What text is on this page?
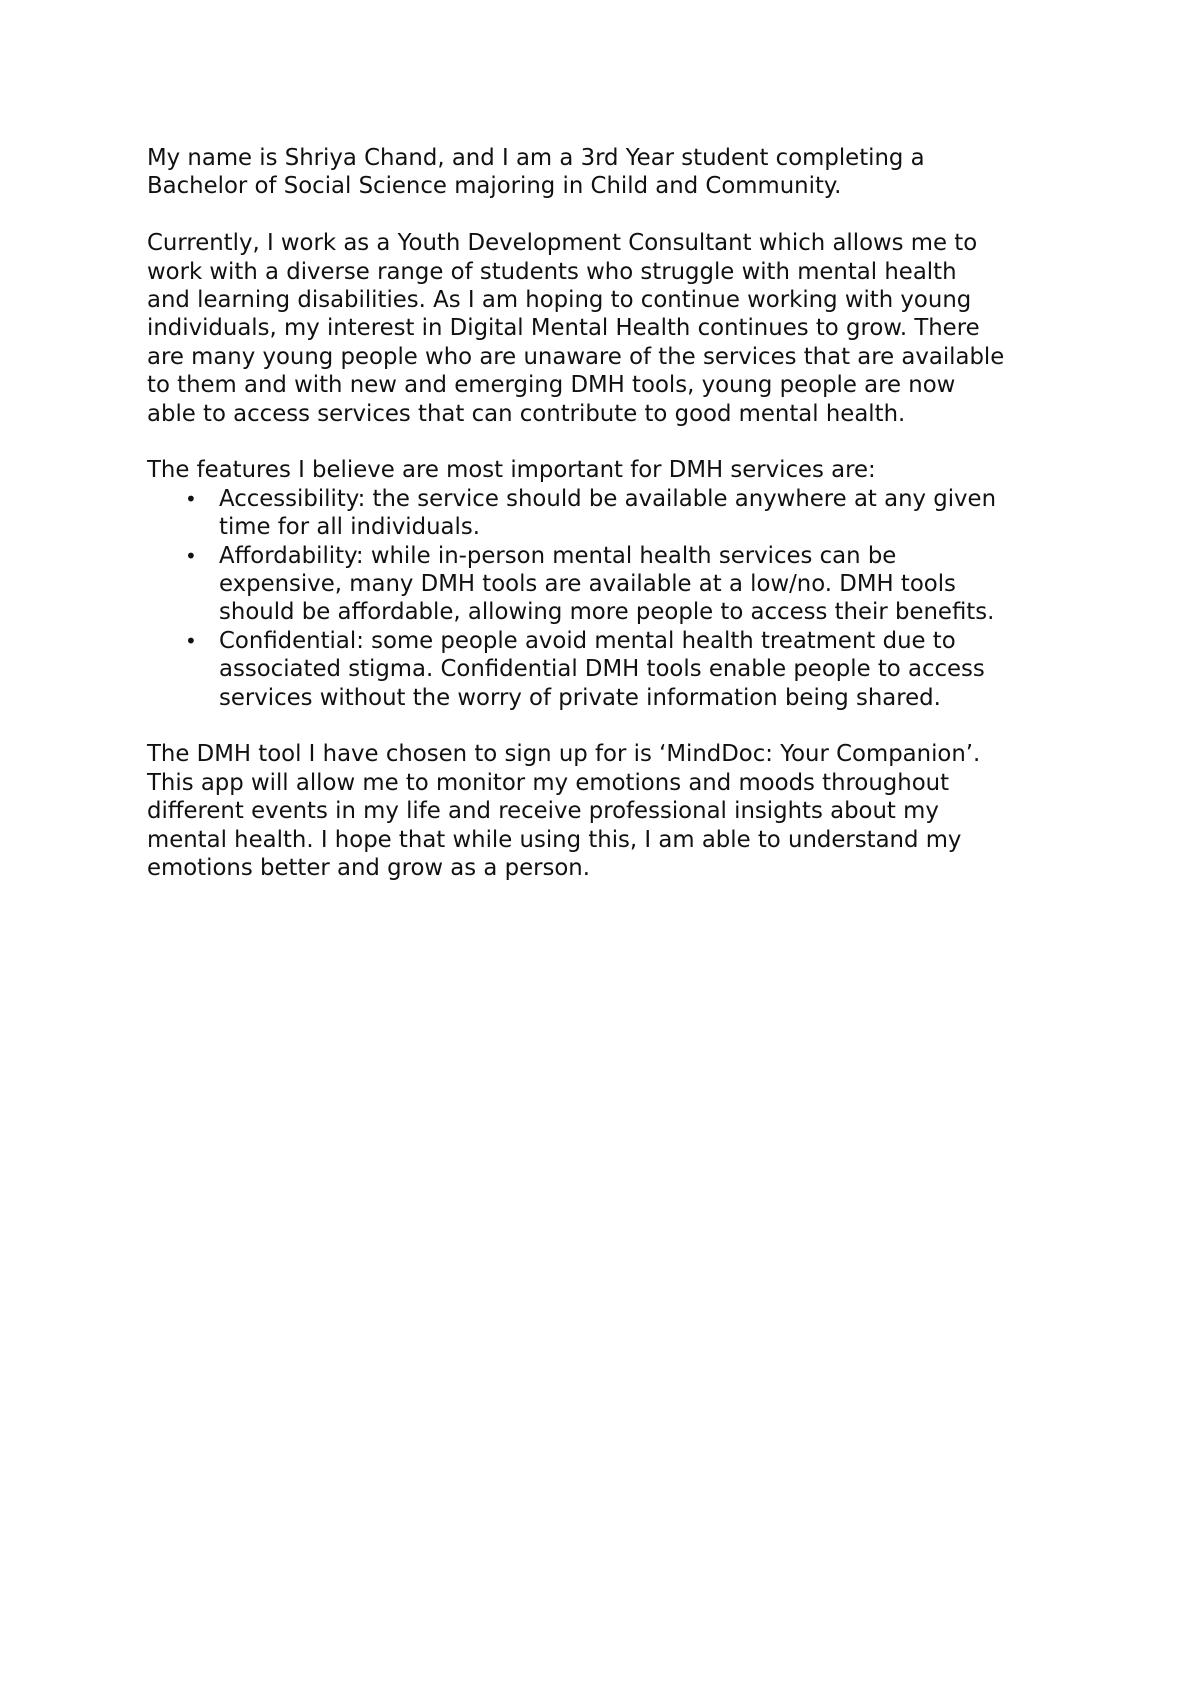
My name is Shriya Chand, and I am a 3rd Year student completing a
Bachelor of Social Science majoring in Child and Community.
Currently, I work as a Youth Development Consultant which allows me to
work with a diverse range of students who struggle with mental health
and learning disabilities. As I am hoping to continue working with young
individuals, my interest in Digital Mental Health continues to grow. There
are many young people who are unaware of the services that are available
to them and with new and emerging DMH tools, young people are now
able to access services that can contribute to good mental health.
The features I believe are most important for DMH services are:
• Accessibility: the service should be available anywhere at any given
time for all individuals.
• Affordability: while in-person mental health services can be
expensive, many DMH tools are available at a low/no. DMH tools
should be affordable, allowing more people to access their benefits.
• Confidential: some people avoid mental health treatment due to
associated stigma. Confidential DMH tools enable people to access
services without the worry of private information being shared.
The DMH tool I have chosen to sign up for is ‘MindDoc: Your Companion’.
This app will allow me to monitor my emotions and moods throughout
different events in my life and receive professional insights about my
mental health. I hope that while using this, I am able to understand my
emotions better and grow as a person.
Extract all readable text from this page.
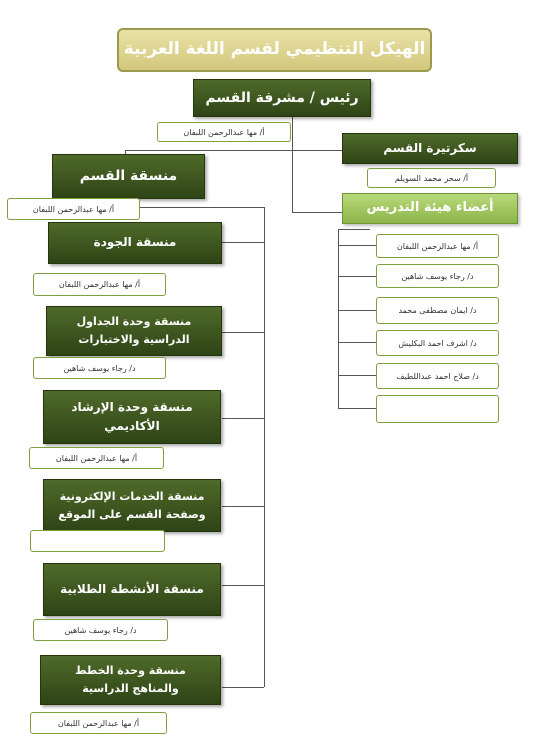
الهيكل التنظيمي لقسم اللغة العربية
رئيس / مشرفة القسم
أ/ مها عبدالرحمن اللبفان
سكرتيرة القسم
أ/ سحر محمد السويلم
أعضاء هيئة التدريس
أ/ مها عبدالرحمن اللبفان
د/ رجاء يوسف شاهين
د/ ايمان مصطفى محمد
د/ اشرف احمد البكليش
د/ صلاح احمد عبداللطيف
منسقة القسم
أ/ مها عبدالرحمن اللبفان
منسقة الجودة
أ/ مها عبدالرحمن اللبفان
منسقة وحدة الجداول الدراسية والاختبارات
د/ رجاء يوسف شاهين
منسقة وحدة الإرشاد الأكاديمي
أ/ مها عبدالرحمن اللبفان
منسقة الخدمات الإلكترونية وصفحة القسم على الموقع
منسقة الأنشطة الطلابية
د/ رجاء يوسف شاهين
منسقة وحدة الخطط والمناهج الدراسية
أ/ مها عبدالرحمن اللبفان
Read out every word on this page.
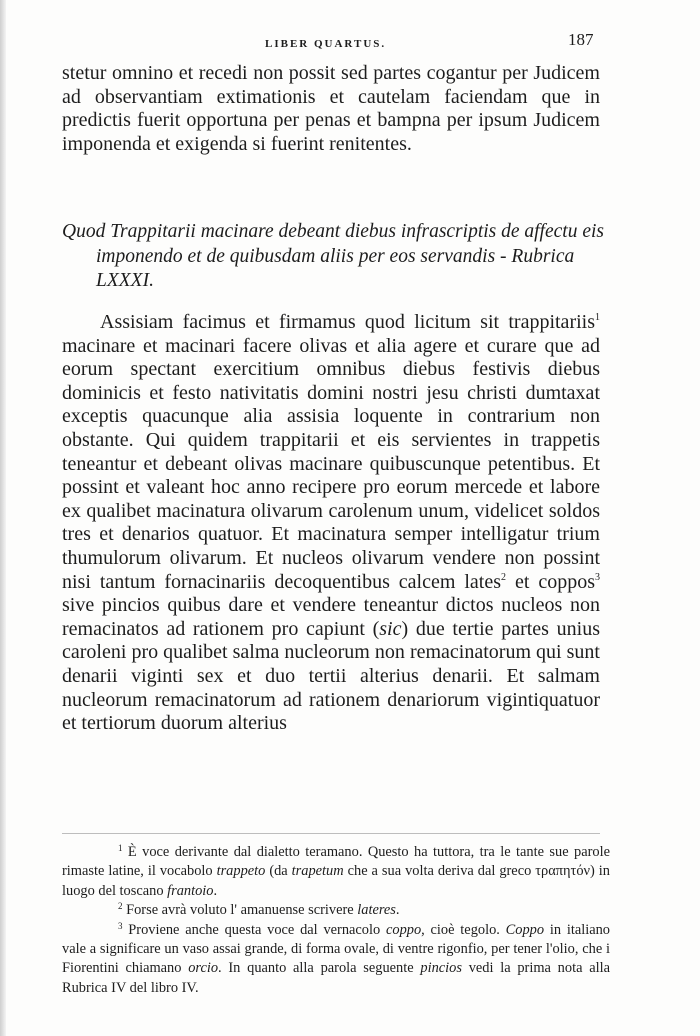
LIBER QUARTUS.	187

stetur omnino et recedi non possit sed partes cogantur per Judicem ad observantiam extimationis et cautelam faciendam que in predictis fuerit opportuna per penas et bampna per ipsum Judicem imponenda et exigenda si fuerint renitentes.

Quod Trappitarii macinare debeant diebus infrascriptis de affectu eis imponendo et de quibusdam aliis per eos servandis - Rubrica LXXXI.

Assisiam facimus et firmamus quod licitum sit trappitariis$^1$ macinare et macinari facere olivas et alia agere et curare que ad eorum spectant exercitium omnibus diebus festivis diebus dominicis et festo nativitatis domini nostri jesu christi dumtaxat exceptis quacunque alia assisia loquente in contrarium non obstante. Qui quidem trappitarii et eis servientes in trappetis teneantur et debeant olivas macinare quibuscunque petentibus. Et possint et valeant hoc anno recipere pro eorum mercede et labore ex qualibet macinatura olivarum carolenum unum, videlicet soldos tres et denarios quatuor. Et macinatura semper intelligatur trium thumulorum olivarum. Et nucleos olivarum vendere non possint nisi tantum fornacinariis decoquentibus calcem lates$^2$ et coppos$^3$ sive pincios quibus dare et vendere teneantur dictos nucleos non remacinatos ad rationem pro capiunt (sic) due tertie partes unius caroleni pro qualibet salma nucleorum non remacinatorum qui sunt denarii viginti sex et duo tertii alterius denarii. Et salmam nucleorum remacinatorum ad rationem denariorum vigintiquatuor et tertiorum duorum alterius

$^1$ È voce derivante dal dialetto teramano. Questo ha tuttora, tra le tante sue parole rimaste latine, il vocabolo trappeto (da trapetum che a sua volta deriva dal greco τραπητόν) in luogo del toscano frantoio.

$^2$ Forse avrà voluto l' amanuense scrivere lateres.

$^3$ Proviene anche questa voce dal vernacolo coppo, cioè tegolo. Coppo in italiano vale a significare un vaso assai grande, di forma ovale, di ventre rigonfio, per tener l'olio, che i Fiorentini chiamano orcio. In quanto alla parola seguente pincios vedi la prima nota alla Rubrica IV del libro IV.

+-------+

◆ **PROMPT**
Check each line of the records for "services" and copy the ones that contain it.

◆ **EXERCISE RESPONSE**
are many young people who are unaware of the services that are available
able to access services that can contribute to good mental health.
The features I believe are most important for DMH services are:
• Affordability: while in-person mental health services can be
services without the worry of private information being shared.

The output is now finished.